[Figure collection entries]

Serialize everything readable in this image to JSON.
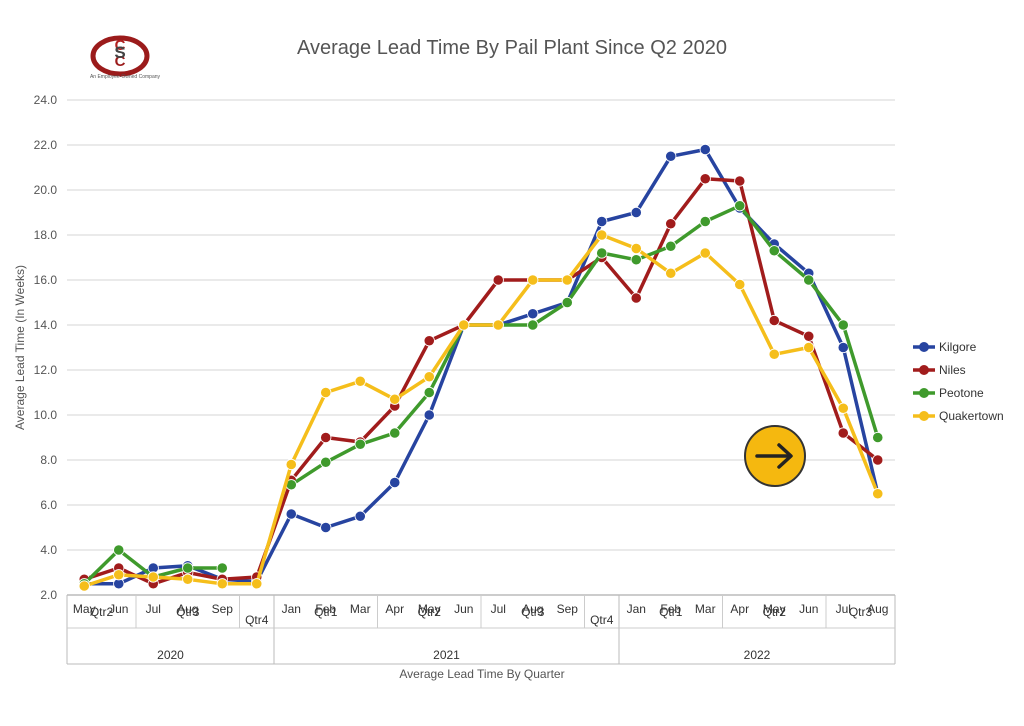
{
  "logo": {
    "letters": "CSC",
    "tagline": "An Employee-Owned Company"
  },
  "chart_data": {
    "type": "line",
    "title": "Average Lead Time By Pail Plant Since Q2 2020",
    "xlabel": "Average Lead Time By Quarter",
    "ylabel": "Average Lead Time (In Weeks)",
    "ylim": [
      2,
      24
    ],
    "yticks": [
      "2.0",
      "4.0",
      "6.0",
      "8.0",
      "10.0",
      "12.0",
      "14.0",
      "16.0",
      "18.0",
      "20.0",
      "22.0",
      "24.0"
    ],
    "grid": true,
    "legend_position": "right",
    "x": [
      "May",
      "Jun",
      "Jul",
      "Aug",
      "Sep",
      "",
      "Jan",
      "Feb",
      "Mar",
      "Apr",
      "May",
      "Jun",
      "Jul",
      "Aug",
      "Sep",
      "",
      "Jan",
      "Feb",
      "Mar",
      "Apr",
      "May",
      "Jun",
      "Jul",
      "Aug"
    ],
    "quarters": [
      {
        "label": "Qtr2",
        "span": 2
      },
      {
        "label": "Qtr3",
        "span": 3
      },
      {
        "label": "Qtr4",
        "span": 1
      },
      {
        "label": "Qtr1",
        "span": 3
      },
      {
        "label": "Qtr2",
        "span": 3
      },
      {
        "label": "Qtr3",
        "span": 3
      },
      {
        "label": "Qtr4",
        "span": 1
      },
      {
        "label": "Qtr1",
        "span": 3
      },
      {
        "label": "Qtr2",
        "span": 3
      },
      {
        "label": "Qtr3",
        "span": 2
      }
    ],
    "years": [
      {
        "label": "2020",
        "span": 6
      },
      {
        "label": "2021",
        "span": 10
      },
      {
        "label": "2022",
        "span": 8
      }
    ],
    "series": [
      {
        "name": "Kilgore",
        "color": "#2744a0",
        "values": [
          2.5,
          2.5,
          3.2,
          3.3,
          2.7,
          2.6,
          5.6,
          5.0,
          5.5,
          7.0,
          10.0,
          14.0,
          14.0,
          14.5,
          15.0,
          18.6,
          19.0,
          21.5,
          21.8,
          19.2,
          17.6,
          16.3,
          13.0,
          6.5
        ]
      },
      {
        "name": "Niles",
        "color": "#a11c1c",
        "values": [
          2.7,
          3.2,
          2.5,
          3.0,
          2.7,
          2.8,
          7.1,
          9.0,
          8.8,
          10.4,
          13.3,
          14.0,
          16.0,
          16.0,
          16.0,
          17.0,
          15.2,
          18.5,
          20.5,
          20.4,
          14.2,
          13.5,
          9.2,
          8.0
        ]
      },
      {
        "name": "Peotone",
        "color": "#3f9a2c",
        "values": [
          2.5,
          4.0,
          2.8,
          3.2,
          3.2,
          null,
          6.9,
          7.9,
          8.7,
          9.2,
          11.0,
          14.0,
          14.0,
          14.0,
          15.0,
          17.2,
          16.9,
          17.5,
          18.6,
          19.3,
          17.3,
          16.0,
          14.0,
          9.0
        ]
      },
      {
        "name": "Quakertown",
        "color": "#f5be1b",
        "values": [
          2.4,
          2.9,
          2.8,
          2.7,
          2.5,
          2.5,
          7.8,
          11.0,
          11.5,
          10.7,
          11.7,
          14.0,
          14.0,
          16.0,
          16.0,
          18.0,
          17.4,
          16.3,
          17.2,
          15.8,
          12.7,
          13.0,
          10.3,
          6.5
        ]
      }
    ]
  },
  "nav": {
    "next_arrow": "next-arrow-icon",
    "button_color": "#f5b80f"
  }
}
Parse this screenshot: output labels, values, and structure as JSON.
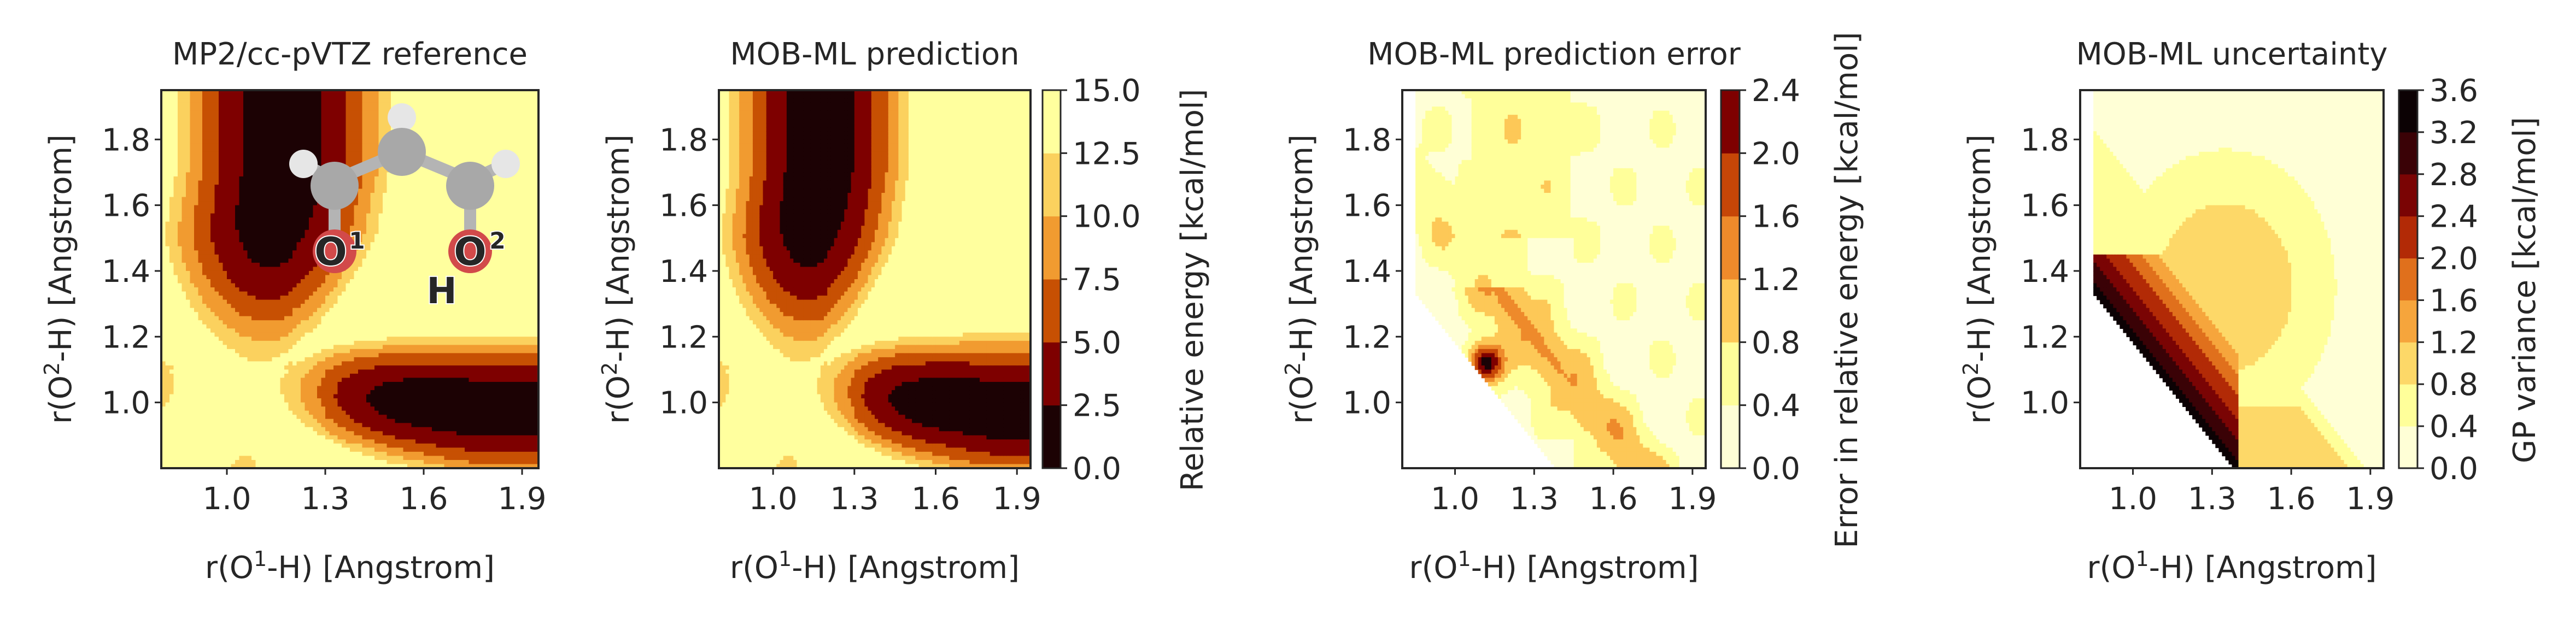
{
  "chart_data": [
    {
      "type": "contour",
      "title": "MP2/cc-pVTZ reference",
      "xlabel_parts": [
        "r(O",
        "1",
        "-H) [Angstrom]"
      ],
      "ylabel_parts": [
        "r(O",
        "2",
        "-H) [Angstrom]"
      ],
      "xlim": [
        0.8,
        1.95
      ],
      "ylim": [
        0.8,
        1.95
      ],
      "xticks": [
        "1.0",
        "1.3",
        "1.6",
        "1.9"
      ],
      "xtick_values": [
        1.0,
        1.3,
        1.6,
        1.9
      ],
      "yticks": [
        "1.0",
        "1.2",
        "1.4",
        "1.6",
        "1.8"
      ],
      "ytick_values": [
        1.0,
        1.2,
        1.4,
        1.6,
        1.8
      ],
      "surface": "energy",
      "levels_kcal_mol": [
        0,
        2.5,
        5.0,
        7.5,
        10.0,
        12.5,
        15.0
      ],
      "has_molecule_inset": true,
      "molecule_atom_labels": [
        "O",
        "1",
        "O",
        "2",
        "H"
      ]
    },
    {
      "type": "contour",
      "title": "MOB-ML prediction",
      "xlabel_parts": [
        "r(O",
        "1",
        "-H) [Angstrom]"
      ],
      "ylabel_parts": [
        "r(O",
        "2",
        "-H) [Angstrom]"
      ],
      "xlim": [
        0.8,
        1.95
      ],
      "ylim": [
        0.8,
        1.95
      ],
      "xticks": [
        "1.0",
        "1.3",
        "1.6",
        "1.9"
      ],
      "xtick_values": [
        1.0,
        1.3,
        1.6,
        1.9
      ],
      "yticks": [
        "1.0",
        "1.2",
        "1.4",
        "1.6",
        "1.8"
      ],
      "ytick_values": [
        1.0,
        1.2,
        1.4,
        1.6,
        1.8
      ],
      "surface": "energy",
      "colorbar": {
        "label": "Relative energy [kcal/mol]",
        "ticks": [
          "0.0",
          "2.5",
          "5.0",
          "7.5",
          "10.0",
          "12.5",
          "15.0"
        ],
        "range": [
          0,
          15
        ],
        "colors": [
          "#1c0204",
          "#7e0000",
          "#c75003",
          "#f19b30",
          "#fbd15e",
          "#ffff9e"
        ]
      }
    },
    {
      "type": "contour",
      "title": "MOB-ML prediction error",
      "xlabel_parts": [
        "r(O",
        "1",
        "-H) [Angstrom]"
      ],
      "ylabel_parts": [
        "r(O",
        "2",
        "-H) [Angstrom]"
      ],
      "xlim": [
        0.8,
        1.95
      ],
      "ylim": [
        0.8,
        1.95
      ],
      "xticks": [
        "1.0",
        "1.3",
        "1.6",
        "1.9"
      ],
      "xtick_values": [
        1.0,
        1.3,
        1.6,
        1.9
      ],
      "yticks": [
        "1.0",
        "1.2",
        "1.4",
        "1.6",
        "1.8"
      ],
      "ytick_values": [
        1.0,
        1.2,
        1.4,
        1.6,
        1.8
      ],
      "surface": "error",
      "colorbar": {
        "label": "Error in relative energy [kcal/mol]",
        "ticks": [
          "0.0",
          "0.4",
          "0.8",
          "1.2",
          "1.6",
          "2.0",
          "2.4"
        ],
        "range": [
          0,
          2.4
        ],
        "colors": [
          "#ffffd6",
          "#ffff9a",
          "#fdc857",
          "#ee8a2b",
          "#c64607",
          "#7e0000",
          "#1a0306"
        ]
      }
    },
    {
      "type": "contour",
      "title": "MOB-ML uncertainty",
      "xlabel_parts": [
        "r(O",
        "1",
        "-H) [Angstrom]"
      ],
      "ylabel_parts": [
        "r(O",
        "2",
        "-H) [Angstrom]"
      ],
      "xlim": [
        0.8,
        1.95
      ],
      "ylim": [
        0.8,
        1.95
      ],
      "xticks": [
        "1.0",
        "1.3",
        "1.6",
        "1.9"
      ],
      "xtick_values": [
        1.0,
        1.3,
        1.6,
        1.9
      ],
      "yticks": [
        "1.0",
        "1.2",
        "1.4",
        "1.6",
        "1.8"
      ],
      "ytick_values": [
        1.0,
        1.2,
        1.4,
        1.6,
        1.8
      ],
      "surface": "uncertainty",
      "colorbar": {
        "label": "GP variance [kcal/mol]",
        "ticks": [
          "0.0",
          "0.4",
          "0.8",
          "1.2",
          "1.6",
          "2.0",
          "2.4",
          "2.8",
          "3.2",
          "3.6"
        ],
        "range": [
          0,
          3.6
        ],
        "colors": [
          "#ffffd6",
          "#ffff9a",
          "#fdd868",
          "#f6a53c",
          "#e0701c",
          "#b22a06",
          "#7a0404",
          "#3a0206",
          "#0c0204"
        ]
      }
    }
  ],
  "colors": {
    "energy_levels": [
      "#1c0204",
      "#7e0000",
      "#c75003",
      "#f19b30",
      "#fbd15e",
      "#ffff9e"
    ],
    "error_levels": [
      "#ffffd6",
      "#ffff9a",
      "#fdc857",
      "#ee8a2b",
      "#c64607",
      "#7e0000",
      "#1a0306"
    ],
    "uncertainty_levels": [
      "#ffffd6",
      "#ffff9a",
      "#fdd868",
      "#f6a53c",
      "#e0701c",
      "#b22a06",
      "#7a0404",
      "#3a0206",
      "#0c0204"
    ]
  }
}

* [OBJECTIVE] Copy every line of the records above that contains "this".

* [ANSWER TO THE EXERCISE]
Serialize everything readable in this image to JSON.
Parse this screenshot: output labels, values, and structure as JSON.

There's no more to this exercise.